• _WRITTEN INSTRUCTION_:
Keep only those lines of the records that include the string "title".

• _SUPPLIED DATA_:
####

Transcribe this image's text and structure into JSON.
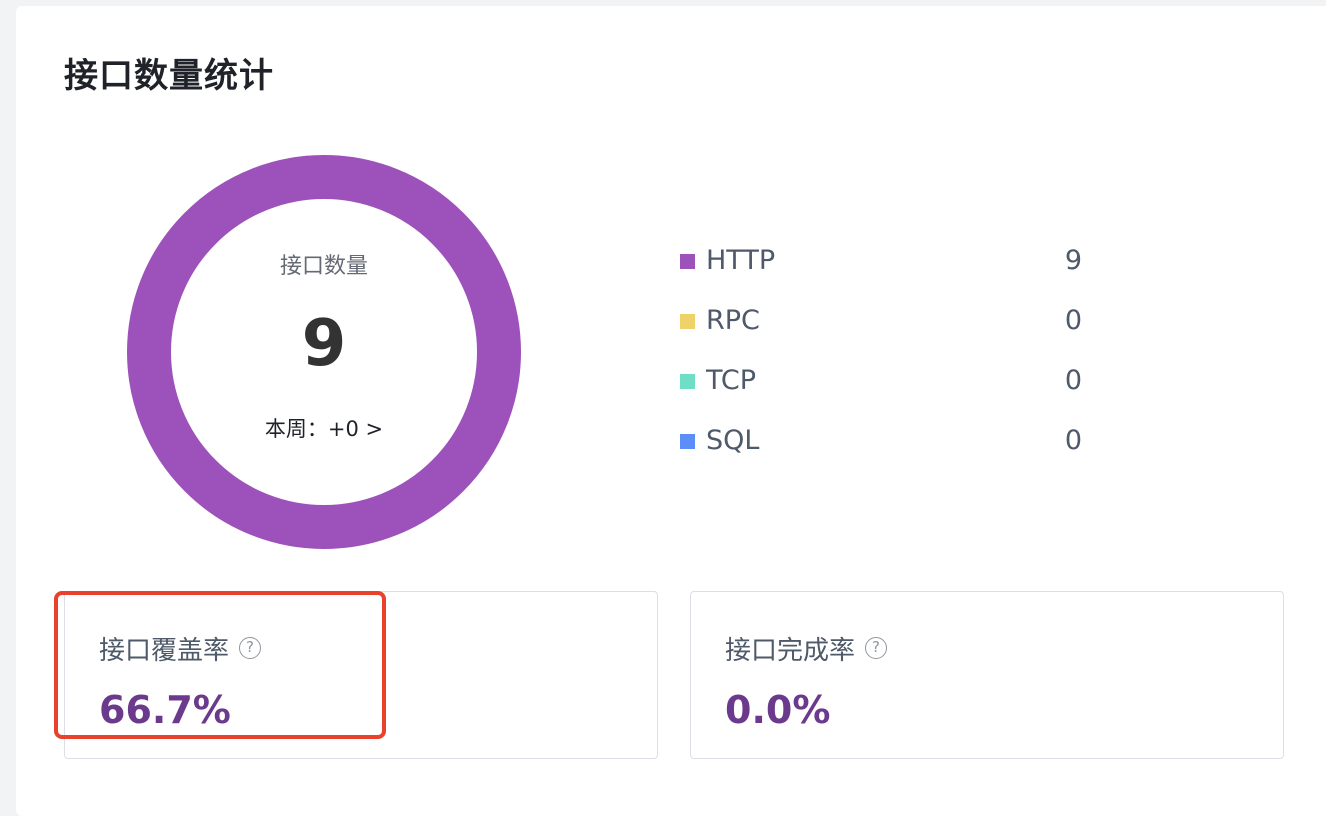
{
  "card": {
    "title": "接口数量统计"
  },
  "donut": {
    "label": "接口数量",
    "total": "9",
    "week_text": "本周：+0 >",
    "ring_color": "#9c52ba"
  },
  "legend": [
    {
      "name": "HTTP",
      "count": "9",
      "color": "#9c52ba"
    },
    {
      "name": "RPC",
      "count": "0",
      "color": "#f0d26a"
    },
    {
      "name": "TCP",
      "count": "0",
      "color": "#6edfc6"
    },
    {
      "name": "SQL",
      "count": "0",
      "color": "#5b8ef6"
    }
  ],
  "stats": {
    "coverage": {
      "title": "接口覆盖率",
      "value": "66.7%",
      "help_icon": "question-circle-icon"
    },
    "completion": {
      "title": "接口完成率",
      "value": "0.0%",
      "help_icon": "question-circle-icon"
    },
    "value_color": "#6b3a8c"
  },
  "highlight": {
    "color": "#e8412c"
  }
}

####

• _PROBLEM SOLUTION_:
    "title": "接口数量统计"
      "title": "接口覆盖率",
      "title": "接口完成率",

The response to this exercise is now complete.